**EXERCISE OBJECTIVE:**
Answer with one number only: the number of lines that contain "subscript".

**DATASET ENTRIES:**
···
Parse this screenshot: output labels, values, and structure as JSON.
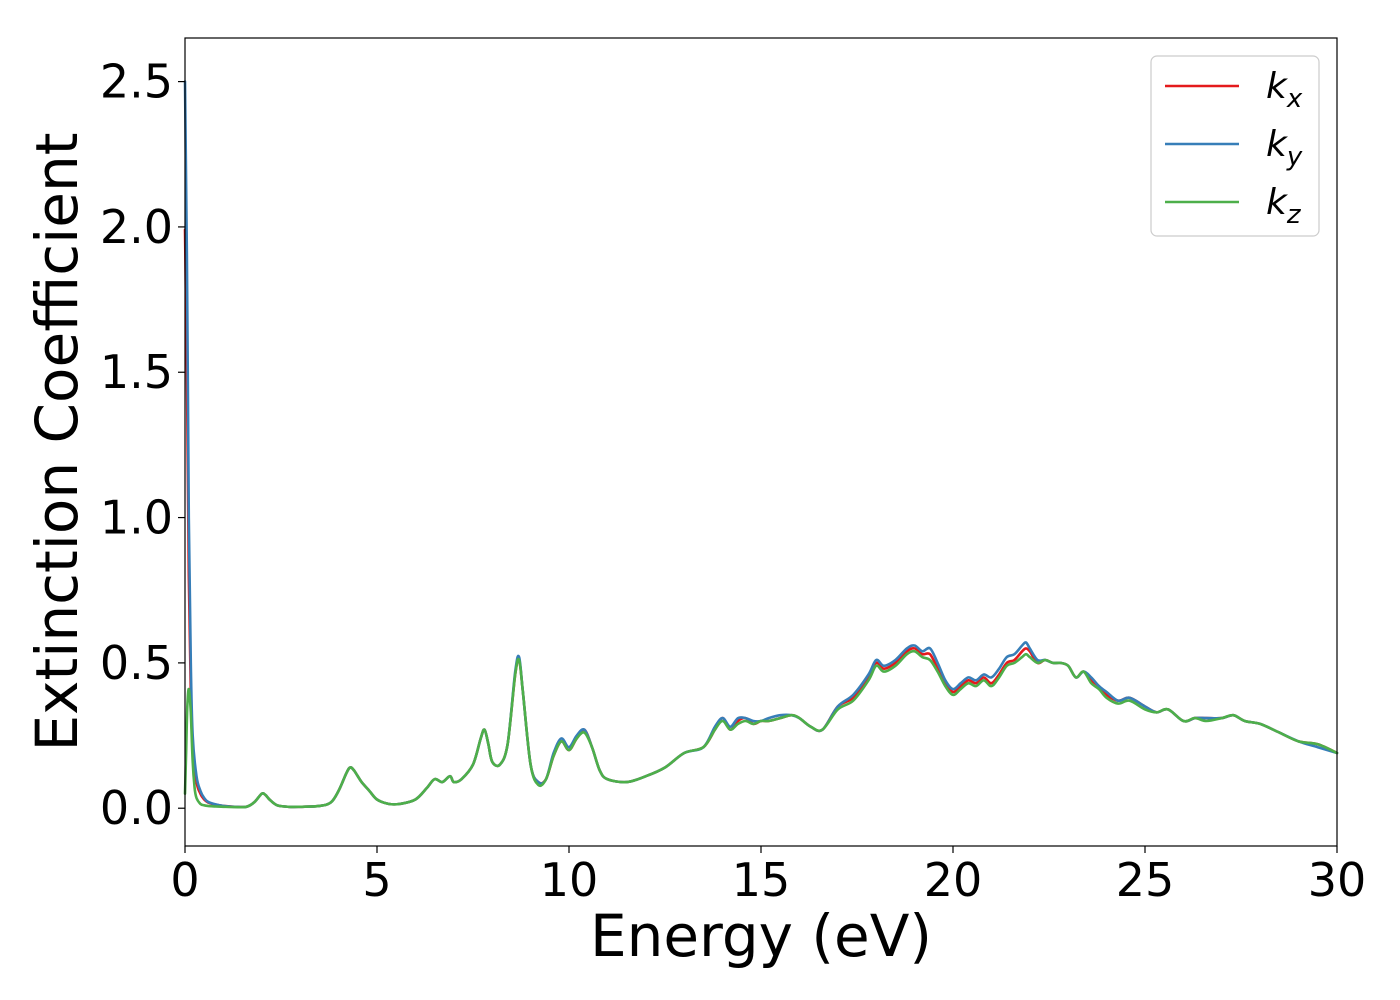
{
  "chart_data": {
    "type": "line",
    "title": "",
    "xlabel": "Energy (eV)",
    "ylabel": "Extinction Coefficient",
    "xlim": [
      0,
      30
    ],
    "ylim": [
      -0.13,
      2.65
    ],
    "xticks": [
      0,
      5,
      10,
      15,
      20,
      25,
      30
    ],
    "xtick_labels": [
      "0",
      "5",
      "10",
      "15",
      "20",
      "25",
      "30"
    ],
    "yticks": [
      0.0,
      0.5,
      1.0,
      1.5,
      2.0,
      2.5
    ],
    "ytick_labels": [
      "0.0",
      "0.5",
      "1.0",
      "1.5",
      "2.0",
      "2.5"
    ],
    "grid": false,
    "legend_position": "top-right",
    "series": [
      {
        "name": "k",
        "subscript": "x",
        "color": "#e41a1c",
        "x": [
          0.0,
          0.05,
          0.1,
          0.15,
          0.2,
          0.3,
          0.4,
          0.5,
          0.6,
          0.8,
          1.0,
          1.3,
          1.6,
          1.8,
          2.0,
          2.1,
          2.2,
          2.4,
          2.7,
          3.0,
          3.5,
          3.8,
          4.0,
          4.2,
          4.3,
          4.4,
          4.6,
          4.8,
          5.0,
          5.3,
          5.6,
          6.0,
          6.3,
          6.5,
          6.7,
          6.9,
          7.0,
          7.2,
          7.5,
          7.7,
          7.8,
          7.9,
          8.0,
          8.2,
          8.4,
          8.6,
          8.7,
          8.8,
          9.0,
          9.2,
          9.4,
          9.6,
          9.8,
          10.0,
          10.2,
          10.4,
          10.6,
          10.8,
          11.0,
          11.5,
          12.0,
          12.5,
          13.0,
          13.5,
          13.8,
          14.0,
          14.2,
          14.4,
          14.6,
          14.8,
          15.0,
          15.2,
          15.5,
          15.8,
          16.0,
          16.3,
          16.6,
          17.0,
          17.4,
          17.8,
          18.0,
          18.2,
          18.5,
          18.8,
          19.0,
          19.2,
          19.4,
          19.6,
          19.8,
          20.0,
          20.2,
          20.4,
          20.6,
          20.8,
          21.0,
          21.2,
          21.4,
          21.6,
          21.8,
          21.9,
          22.0,
          22.2,
          22.4,
          22.6,
          22.8,
          23.0,
          23.2,
          23.4,
          23.6,
          23.8,
          24.0,
          24.3,
          24.6,
          25.0,
          25.3,
          25.6,
          26.0,
          26.3,
          26.6,
          27.0,
          27.3,
          27.6,
          28.0,
          28.5,
          29.0,
          29.5,
          30.0
        ],
        "y": [
          1.99,
          1.5,
          0.8,
          0.4,
          0.2,
          0.09,
          0.05,
          0.03,
          0.02,
          0.012,
          0.008,
          0.005,
          0.005,
          0.02,
          0.05,
          0.045,
          0.03,
          0.01,
          0.005,
          0.005,
          0.008,
          0.02,
          0.06,
          0.12,
          0.14,
          0.13,
          0.09,
          0.06,
          0.03,
          0.015,
          0.015,
          0.03,
          0.07,
          0.1,
          0.09,
          0.11,
          0.09,
          0.1,
          0.15,
          0.24,
          0.27,
          0.22,
          0.16,
          0.15,
          0.22,
          0.46,
          0.51,
          0.4,
          0.15,
          0.09,
          0.1,
          0.18,
          0.23,
          0.2,
          0.24,
          0.27,
          0.21,
          0.13,
          0.1,
          0.09,
          0.11,
          0.14,
          0.19,
          0.21,
          0.27,
          0.31,
          0.27,
          0.3,
          0.31,
          0.29,
          0.3,
          0.3,
          0.31,
          0.32,
          0.31,
          0.28,
          0.27,
          0.35,
          0.38,
          0.45,
          0.5,
          0.48,
          0.5,
          0.54,
          0.55,
          0.53,
          0.53,
          0.48,
          0.43,
          0.4,
          0.42,
          0.44,
          0.43,
          0.45,
          0.43,
          0.46,
          0.5,
          0.51,
          0.54,
          0.55,
          0.54,
          0.5,
          0.51,
          0.5,
          0.5,
          0.49,
          0.45,
          0.47,
          0.44,
          0.42,
          0.39,
          0.37,
          0.38,
          0.35,
          0.33,
          0.34,
          0.3,
          0.31,
          0.31,
          0.31,
          0.32,
          0.3,
          0.29,
          0.26,
          0.23,
          0.22,
          0.19
        ]
      },
      {
        "name": "k",
        "subscript": "y",
        "color": "#377eb8",
        "x": [
          0.0,
          0.05,
          0.1,
          0.15,
          0.2,
          0.3,
          0.4,
          0.5,
          0.6,
          0.8,
          1.0,
          1.3,
          1.6,
          1.8,
          2.0,
          2.1,
          2.2,
          2.4,
          2.7,
          3.0,
          3.5,
          3.8,
          4.0,
          4.2,
          4.3,
          4.4,
          4.6,
          4.8,
          5.0,
          5.3,
          5.6,
          6.0,
          6.3,
          6.5,
          6.7,
          6.9,
          7.0,
          7.2,
          7.5,
          7.7,
          7.8,
          7.9,
          8.0,
          8.2,
          8.4,
          8.6,
          8.7,
          8.8,
          9.0,
          9.2,
          9.4,
          9.6,
          9.8,
          10.0,
          10.2,
          10.4,
          10.6,
          10.8,
          11.0,
          11.5,
          12.0,
          12.5,
          13.0,
          13.5,
          13.8,
          14.0,
          14.2,
          14.4,
          14.6,
          14.8,
          15.0,
          15.2,
          15.5,
          15.8,
          16.0,
          16.3,
          16.6,
          17.0,
          17.4,
          17.8,
          18.0,
          18.2,
          18.5,
          18.8,
          19.0,
          19.2,
          19.4,
          19.6,
          19.8,
          20.0,
          20.2,
          20.4,
          20.6,
          20.8,
          21.0,
          21.2,
          21.4,
          21.6,
          21.8,
          21.9,
          22.0,
          22.2,
          22.4,
          22.6,
          22.8,
          23.0,
          23.2,
          23.4,
          23.6,
          23.8,
          24.0,
          24.3,
          24.6,
          25.0,
          25.3,
          25.6,
          26.0,
          26.3,
          26.6,
          27.0,
          27.3,
          27.6,
          28.0,
          28.5,
          29.0,
          29.5,
          30.0
        ],
        "y": [
          2.5,
          1.9,
          1.0,
          0.5,
          0.25,
          0.11,
          0.06,
          0.035,
          0.022,
          0.013,
          0.008,
          0.005,
          0.005,
          0.02,
          0.05,
          0.045,
          0.03,
          0.01,
          0.005,
          0.005,
          0.008,
          0.02,
          0.06,
          0.12,
          0.14,
          0.13,
          0.09,
          0.06,
          0.03,
          0.015,
          0.015,
          0.03,
          0.07,
          0.1,
          0.09,
          0.11,
          0.09,
          0.1,
          0.15,
          0.24,
          0.27,
          0.22,
          0.16,
          0.15,
          0.22,
          0.47,
          0.52,
          0.4,
          0.15,
          0.09,
          0.1,
          0.19,
          0.24,
          0.21,
          0.25,
          0.27,
          0.21,
          0.13,
          0.1,
          0.09,
          0.11,
          0.14,
          0.19,
          0.21,
          0.28,
          0.31,
          0.28,
          0.31,
          0.31,
          0.3,
          0.3,
          0.31,
          0.32,
          0.32,
          0.31,
          0.28,
          0.27,
          0.35,
          0.39,
          0.46,
          0.51,
          0.49,
          0.51,
          0.55,
          0.56,
          0.54,
          0.55,
          0.5,
          0.44,
          0.41,
          0.43,
          0.45,
          0.44,
          0.46,
          0.45,
          0.48,
          0.52,
          0.53,
          0.56,
          0.57,
          0.55,
          0.51,
          0.51,
          0.5,
          0.5,
          0.49,
          0.45,
          0.47,
          0.45,
          0.42,
          0.4,
          0.37,
          0.38,
          0.35,
          0.33,
          0.34,
          0.3,
          0.31,
          0.31,
          0.31,
          0.32,
          0.3,
          0.29,
          0.26,
          0.23,
          0.21,
          0.19
        ]
      },
      {
        "name": "k",
        "subscript": "z",
        "color": "#4daf4a",
        "x": [
          0.0,
          0.03,
          0.06,
          0.1,
          0.15,
          0.2,
          0.25,
          0.3,
          0.4,
          0.5,
          0.6,
          0.8,
          1.0,
          1.3,
          1.6,
          1.8,
          2.0,
          2.1,
          2.2,
          2.4,
          2.7,
          3.0,
          3.5,
          3.8,
          4.0,
          4.2,
          4.3,
          4.4,
          4.6,
          4.8,
          5.0,
          5.3,
          5.6,
          6.0,
          6.3,
          6.5,
          6.7,
          6.9,
          7.0,
          7.2,
          7.5,
          7.7,
          7.8,
          7.9,
          8.0,
          8.2,
          8.4,
          8.6,
          8.7,
          8.8,
          9.0,
          9.2,
          9.4,
          9.6,
          9.8,
          10.0,
          10.2,
          10.4,
          10.6,
          10.8,
          11.0,
          11.5,
          12.0,
          12.5,
          13.0,
          13.5,
          13.8,
          14.0,
          14.2,
          14.4,
          14.6,
          14.8,
          15.0,
          15.2,
          15.5,
          15.8,
          16.0,
          16.3,
          16.6,
          17.0,
          17.4,
          17.8,
          18.0,
          18.2,
          18.5,
          18.8,
          19.0,
          19.2,
          19.4,
          19.6,
          19.8,
          20.0,
          20.2,
          20.4,
          20.6,
          20.8,
          21.0,
          21.2,
          21.4,
          21.6,
          21.8,
          21.9,
          22.0,
          22.2,
          22.4,
          22.6,
          22.8,
          23.0,
          23.2,
          23.4,
          23.6,
          23.8,
          24.0,
          24.3,
          24.6,
          25.0,
          25.3,
          25.6,
          26.0,
          26.3,
          26.6,
          27.0,
          27.3,
          27.6,
          28.0,
          28.5,
          29.0,
          29.5,
          30.0
        ],
        "y": [
          0.05,
          0.2,
          0.35,
          0.41,
          0.33,
          0.16,
          0.07,
          0.035,
          0.015,
          0.01,
          0.008,
          0.006,
          0.005,
          0.004,
          0.005,
          0.02,
          0.05,
          0.045,
          0.03,
          0.01,
          0.005,
          0.005,
          0.008,
          0.02,
          0.06,
          0.12,
          0.14,
          0.13,
          0.09,
          0.06,
          0.03,
          0.015,
          0.015,
          0.03,
          0.07,
          0.1,
          0.09,
          0.11,
          0.09,
          0.1,
          0.15,
          0.24,
          0.27,
          0.22,
          0.16,
          0.15,
          0.22,
          0.46,
          0.51,
          0.4,
          0.15,
          0.08,
          0.1,
          0.18,
          0.23,
          0.2,
          0.24,
          0.26,
          0.21,
          0.13,
          0.1,
          0.09,
          0.11,
          0.14,
          0.19,
          0.21,
          0.27,
          0.3,
          0.27,
          0.29,
          0.3,
          0.29,
          0.3,
          0.3,
          0.31,
          0.32,
          0.31,
          0.28,
          0.27,
          0.34,
          0.37,
          0.44,
          0.49,
          0.47,
          0.49,
          0.53,
          0.54,
          0.52,
          0.51,
          0.47,
          0.42,
          0.39,
          0.41,
          0.43,
          0.42,
          0.44,
          0.42,
          0.45,
          0.49,
          0.5,
          0.52,
          0.53,
          0.52,
          0.5,
          0.51,
          0.5,
          0.5,
          0.49,
          0.45,
          0.47,
          0.43,
          0.41,
          0.38,
          0.36,
          0.37,
          0.34,
          0.33,
          0.34,
          0.3,
          0.31,
          0.3,
          0.31,
          0.32,
          0.3,
          0.29,
          0.26,
          0.23,
          0.22,
          0.19
        ]
      }
    ]
  }
}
···
**EXERCISE RESPONSE:**
3